START DATA FOR THIS TASK

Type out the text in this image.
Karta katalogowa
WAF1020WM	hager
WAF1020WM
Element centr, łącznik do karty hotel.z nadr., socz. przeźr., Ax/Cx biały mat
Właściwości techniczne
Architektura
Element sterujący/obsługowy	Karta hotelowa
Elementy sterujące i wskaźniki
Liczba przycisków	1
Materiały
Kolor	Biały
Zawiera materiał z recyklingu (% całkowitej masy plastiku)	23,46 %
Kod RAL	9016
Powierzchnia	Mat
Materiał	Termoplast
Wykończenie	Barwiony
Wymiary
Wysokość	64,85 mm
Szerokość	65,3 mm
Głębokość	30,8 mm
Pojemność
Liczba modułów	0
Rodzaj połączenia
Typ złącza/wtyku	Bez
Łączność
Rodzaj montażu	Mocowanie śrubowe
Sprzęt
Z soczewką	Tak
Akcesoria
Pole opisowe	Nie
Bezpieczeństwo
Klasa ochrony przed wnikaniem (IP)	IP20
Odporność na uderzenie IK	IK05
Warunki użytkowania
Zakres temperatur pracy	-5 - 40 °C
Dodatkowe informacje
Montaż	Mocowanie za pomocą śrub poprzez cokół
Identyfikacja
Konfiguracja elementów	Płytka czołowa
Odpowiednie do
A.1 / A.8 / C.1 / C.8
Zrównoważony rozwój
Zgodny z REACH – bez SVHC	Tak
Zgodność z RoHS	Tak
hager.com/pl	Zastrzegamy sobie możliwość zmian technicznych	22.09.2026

END DATA FOR THIS TASK

WHAT TO DO: Copy all lines from the data that hold the word "Liczba".

SOLUTION TO THE EXERCISE:
Liczba przycisków	1
Liczba modułów	0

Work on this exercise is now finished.